Given exercise =>
Present the following data again exactly as it is shown.

>>>>>

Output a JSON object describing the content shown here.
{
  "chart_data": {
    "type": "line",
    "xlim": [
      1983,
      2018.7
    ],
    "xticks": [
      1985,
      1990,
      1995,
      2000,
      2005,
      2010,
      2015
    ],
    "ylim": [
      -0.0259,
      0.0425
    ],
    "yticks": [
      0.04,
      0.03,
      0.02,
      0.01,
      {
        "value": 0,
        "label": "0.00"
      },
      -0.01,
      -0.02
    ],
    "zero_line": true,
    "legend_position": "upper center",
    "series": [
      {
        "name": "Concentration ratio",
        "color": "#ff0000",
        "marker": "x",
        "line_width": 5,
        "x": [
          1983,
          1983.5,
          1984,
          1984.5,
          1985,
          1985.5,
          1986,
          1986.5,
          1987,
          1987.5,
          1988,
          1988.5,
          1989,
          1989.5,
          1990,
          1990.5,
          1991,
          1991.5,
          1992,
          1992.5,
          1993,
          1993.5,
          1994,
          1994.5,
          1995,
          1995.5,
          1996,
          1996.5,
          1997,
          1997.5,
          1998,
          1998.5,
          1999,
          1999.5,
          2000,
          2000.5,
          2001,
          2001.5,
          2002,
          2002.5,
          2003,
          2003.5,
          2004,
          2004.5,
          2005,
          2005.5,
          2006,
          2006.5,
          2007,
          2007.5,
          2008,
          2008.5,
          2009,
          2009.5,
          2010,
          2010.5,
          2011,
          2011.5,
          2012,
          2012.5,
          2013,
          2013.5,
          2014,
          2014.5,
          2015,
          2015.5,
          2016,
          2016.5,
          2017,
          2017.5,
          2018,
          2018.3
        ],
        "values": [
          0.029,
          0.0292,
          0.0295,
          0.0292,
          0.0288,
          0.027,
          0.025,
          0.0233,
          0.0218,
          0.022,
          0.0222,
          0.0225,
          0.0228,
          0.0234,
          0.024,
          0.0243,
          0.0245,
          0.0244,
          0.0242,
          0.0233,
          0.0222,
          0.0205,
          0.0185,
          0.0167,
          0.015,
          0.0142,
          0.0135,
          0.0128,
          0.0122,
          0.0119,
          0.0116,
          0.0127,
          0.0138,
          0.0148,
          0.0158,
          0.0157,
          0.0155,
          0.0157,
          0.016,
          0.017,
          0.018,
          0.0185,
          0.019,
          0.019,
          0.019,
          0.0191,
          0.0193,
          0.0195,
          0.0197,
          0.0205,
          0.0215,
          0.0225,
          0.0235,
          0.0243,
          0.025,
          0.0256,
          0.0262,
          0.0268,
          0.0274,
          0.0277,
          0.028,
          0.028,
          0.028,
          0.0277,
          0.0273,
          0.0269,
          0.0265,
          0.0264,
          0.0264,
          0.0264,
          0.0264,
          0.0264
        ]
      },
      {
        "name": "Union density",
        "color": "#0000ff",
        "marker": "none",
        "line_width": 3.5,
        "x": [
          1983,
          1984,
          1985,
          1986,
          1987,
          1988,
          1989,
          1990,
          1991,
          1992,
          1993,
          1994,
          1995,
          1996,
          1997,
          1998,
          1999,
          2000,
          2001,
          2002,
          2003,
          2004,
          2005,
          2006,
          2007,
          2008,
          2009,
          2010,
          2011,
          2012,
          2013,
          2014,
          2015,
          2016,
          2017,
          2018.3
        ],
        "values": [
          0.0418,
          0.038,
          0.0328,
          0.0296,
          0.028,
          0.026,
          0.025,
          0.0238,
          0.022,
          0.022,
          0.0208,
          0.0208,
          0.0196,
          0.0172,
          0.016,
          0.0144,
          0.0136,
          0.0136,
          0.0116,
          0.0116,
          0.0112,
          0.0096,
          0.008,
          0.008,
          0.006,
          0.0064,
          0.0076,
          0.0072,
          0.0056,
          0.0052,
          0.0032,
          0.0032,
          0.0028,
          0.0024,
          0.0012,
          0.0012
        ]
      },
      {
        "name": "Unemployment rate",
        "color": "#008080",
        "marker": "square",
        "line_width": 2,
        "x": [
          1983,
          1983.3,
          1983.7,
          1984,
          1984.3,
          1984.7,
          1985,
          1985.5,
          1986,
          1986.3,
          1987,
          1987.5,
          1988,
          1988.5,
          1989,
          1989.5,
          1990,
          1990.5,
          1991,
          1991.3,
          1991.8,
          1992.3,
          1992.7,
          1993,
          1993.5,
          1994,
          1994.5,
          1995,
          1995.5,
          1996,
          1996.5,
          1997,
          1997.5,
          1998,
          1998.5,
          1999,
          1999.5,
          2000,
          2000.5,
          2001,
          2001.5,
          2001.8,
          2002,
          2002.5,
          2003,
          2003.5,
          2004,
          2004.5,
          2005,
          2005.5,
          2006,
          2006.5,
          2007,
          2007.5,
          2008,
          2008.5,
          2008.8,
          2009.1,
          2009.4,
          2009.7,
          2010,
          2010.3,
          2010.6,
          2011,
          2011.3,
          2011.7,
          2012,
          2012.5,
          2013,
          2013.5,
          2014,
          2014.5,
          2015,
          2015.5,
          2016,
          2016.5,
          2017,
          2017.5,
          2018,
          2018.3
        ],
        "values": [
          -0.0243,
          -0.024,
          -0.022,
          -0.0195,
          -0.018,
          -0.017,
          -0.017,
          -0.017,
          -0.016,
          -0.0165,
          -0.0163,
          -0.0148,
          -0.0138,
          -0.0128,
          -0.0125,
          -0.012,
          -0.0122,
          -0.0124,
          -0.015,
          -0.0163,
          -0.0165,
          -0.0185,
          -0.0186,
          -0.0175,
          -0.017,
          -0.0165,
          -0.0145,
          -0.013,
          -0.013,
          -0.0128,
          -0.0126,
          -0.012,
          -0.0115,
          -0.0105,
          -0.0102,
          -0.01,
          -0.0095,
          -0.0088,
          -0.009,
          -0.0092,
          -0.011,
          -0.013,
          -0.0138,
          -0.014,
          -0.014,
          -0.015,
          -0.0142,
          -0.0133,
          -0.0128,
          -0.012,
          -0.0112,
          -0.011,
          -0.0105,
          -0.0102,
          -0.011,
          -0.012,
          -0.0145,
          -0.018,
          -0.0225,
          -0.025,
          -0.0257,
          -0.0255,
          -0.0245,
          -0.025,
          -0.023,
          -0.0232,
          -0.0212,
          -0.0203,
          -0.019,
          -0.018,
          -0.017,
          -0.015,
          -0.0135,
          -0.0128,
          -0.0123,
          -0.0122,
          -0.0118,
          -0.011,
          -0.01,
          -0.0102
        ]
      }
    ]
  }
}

<<<<<

Expected output =>
Output a JSON object describing the content shown here.
{
  "chart_data": {
    "type": "line",
    "xlim": [
      1983,
      2018.7
    ],
    "xticks": [
      1985,
      1990,
      1995,
      2000,
      2005,
      2010,
      2015
    ],
    "ylim": [
      -0.0259,
      0.0425
    ],
    "yticks": [
      0.04,
      0.03,
      0.02,
      0.01,
      {
        "value": 0,
        "label": "0.00"
      },
      -0.01,
      -0.02
    ],
    "zero_line": true,
    "legend_position": "upper center",
    "series": [
      {
        "name": "Concentration ratio",
        "color": "#ff0000",
        "marker": "x",
        "line_width": 5,
        "x": [
          1983,
          1983.5,
          1984,
          1984.5,
          1985,
          1985.5,
          1986,
          1986.5,
          1987,
          1987.5,
          1988,
          1988.5,
          1989,
          1989.5,
          1990,
          1990.5,
          1991,
          1991.5,
          1992,
          1992.5,
          1993,
          1993.5,
          1994,
          1994.5,
          1995,
          1995.5,
          1996,
          1996.5,
          1997,
          1997.5,
          1998,
          1998.5,
          1999,
          1999.5,
          2000,
          2000.5,
          2001,
          2001.5,
          2002,
          2002.5,
          2003,
          2003.5,
          2004,
          2004.5,
          2005,
          2005.5,
          2006,
          2006.5,
          2007,
          2007.5,
          2008,
          2008.5,
          2009,
          2009.5,
          2010,
          2010.5,
          2011,
          2011.5,
          2012,
          2012.5,
          2013,
          2013.5,
          2014,
          2014.5,
          2015,
          2015.5,
          2016,
          2016.5,
          2017,
          2017.5,
          2018,
          2018.3
        ],
        "values": [
          0.029,
          0.0292,
          0.0295,
          0.0292,
          0.0288,
          0.027,
          0.025,
          0.0233,
          0.0218,
          0.022,
          0.0222,
          0.0225,
          0.0228,
          0.0234,
          0.024,
          0.0243,
          0.0245,
          0.0244,
          0.0242,
          0.0233,
          0.0222,
          0.0205,
          0.0185,
          0.0167,
          0.015,
          0.0142,
          0.0135,
          0.0128,
          0.0122,
          0.0119,
          0.0116,
          0.0127,
          0.0138,
          0.0148,
          0.0158,
          0.0157,
          0.0155,
          0.0157,
          0.016,
          0.017,
          0.018,
          0.0185,
          0.019,
          0.019,
          0.019,
          0.0191,
          0.0193,
          0.0195,
          0.0197,
          0.0205,
          0.0215,
          0.0225,
          0.0235,
          0.0243,
          0.025,
          0.0256,
          0.0262,
          0.0268,
          0.0274,
          0.0277,
          0.028,
          0.028,
          0.028,
          0.0277,
          0.0273,
          0.0269,
          0.0265,
          0.0264,
          0.0264,
          0.0264,
          0.0264,
          0.0264
        ]
      },
      {
        "name": "Union density",
        "color": "#0000ff",
        "marker": "none",
        "line_width": 3.5,
        "x": [
          1983,
          1984,
          1985,
          1986,
          1987,
          1988,
          1989,
          1990,
          1991,
          1992,
          1993,
          1994,
          1995,
          1996,
          1997,
          1998,
          1999,
          2000,
          2001,
          2002,
          2003,
          2004,
          2005,
          2006,
          2007,
          2008,
          2009,
          2010,
          2011,
          2012,
          2013,
          2014,
          2015,
          2016,
          2017,
          2018.3
        ],
        "values": [
          0.0418,
          0.038,
          0.0328,
          0.0296,
          0.028,
          0.026,
          0.025,
          0.0238,
          0.022,
          0.022,
          0.0208,
          0.0208,
          0.0196,
          0.0172,
          0.016,
          0.0144,
          0.0136,
          0.0136,
          0.0116,
          0.0116,
          0.0112,
          0.0096,
          0.008,
          0.008,
          0.006,
          0.0064,
          0.0076,
          0.0072,
          0.0056,
          0.0052,
          0.0032,
          0.0032,
          0.0028,
          0.0024,
          0.0012,
          0.0012
        ]
      },
      {
        "name": "Unemployment rate",
        "color": "#008080",
        "marker": "square",
        "line_width": 2,
        "x": [
          1983,
          1983.3,
          1983.7,
          1984,
          1984.3,
          1984.7,
          1985,
          1985.5,
          1986,
          1986.3,
          1987,
          1987.5,
          1988,
          1988.5,
          1989,
          1989.5,
          1990,
          1990.5,
          1991,
          1991.3,
          1991.8,
          1992.3,
          1992.7,
          1993,
          1993.5,
          1994,
          1994.5,
          1995,
          1995.5,
          1996,
          1996.5,
          1997,
          1997.5,
          1998,
          1998.5,
          1999,
          1999.5,
          2000,
          2000.5,
          2001,
          2001.5,
          2001.8,
          2002,
          2002.5,
          2003,
          2003.5,
          2004,
          2004.5,
          2005,
          2005.5,
          2006,
          2006.5,
          2007,
          2007.5,
          2008,
          2008.5,
          2008.8,
          2009.1,
          2009.4,
          2009.7,
          2010,
          2010.3,
          2010.6,
          2011,
          2011.3,
          2011.7,
          2012,
          2012.5,
          2013,
          2013.5,
          2014,
          2014.5,
          2015,
          2015.5,
          2016,
          2016.5,
          2017,
          2017.5,
          2018,
          2018.3
        ],
        "values": [
          -0.0243,
          -0.024,
          -0.022,
          -0.0195,
          -0.018,
          -0.017,
          -0.017,
          -0.017,
          -0.016,
          -0.0165,
          -0.0163,
          -0.0148,
          -0.0138,
          -0.0128,
          -0.0125,
          -0.012,
          -0.0122,
          -0.0124,
          -0.015,
          -0.0163,
          -0.0165,
          -0.0185,
          -0.0186,
          -0.0175,
          -0.017,
          -0.0165,
          -0.0145,
          -0.013,
          -0.013,
          -0.0128,
          -0.0126,
          -0.012,
          -0.0115,
          -0.0105,
          -0.0102,
          -0.01,
          -0.0095,
          -0.0088,
          -0.009,
          -0.0092,
          -0.011,
          -0.013,
          -0.0138,
          -0.014,
          -0.014,
          -0.015,
          -0.0142,
          -0.0133,
          -0.0128,
          -0.012,
          -0.0112,
          -0.011,
          -0.0105,
          -0.0102,
          -0.011,
          -0.012,
          -0.0145,
          -0.018,
          -0.0225,
          -0.025,
          -0.0257,
          -0.0255,
          -0.0245,
          -0.025,
          -0.023,
          -0.0232,
          -0.0212,
          -0.0203,
          -0.019,
          -0.018,
          -0.017,
          -0.015,
          -0.0135,
          -0.0128,
          -0.0123,
          -0.0122,
          -0.0118,
          -0.011,
          -0.01,
          -0.0102
        ]
      }
    ]
  }
}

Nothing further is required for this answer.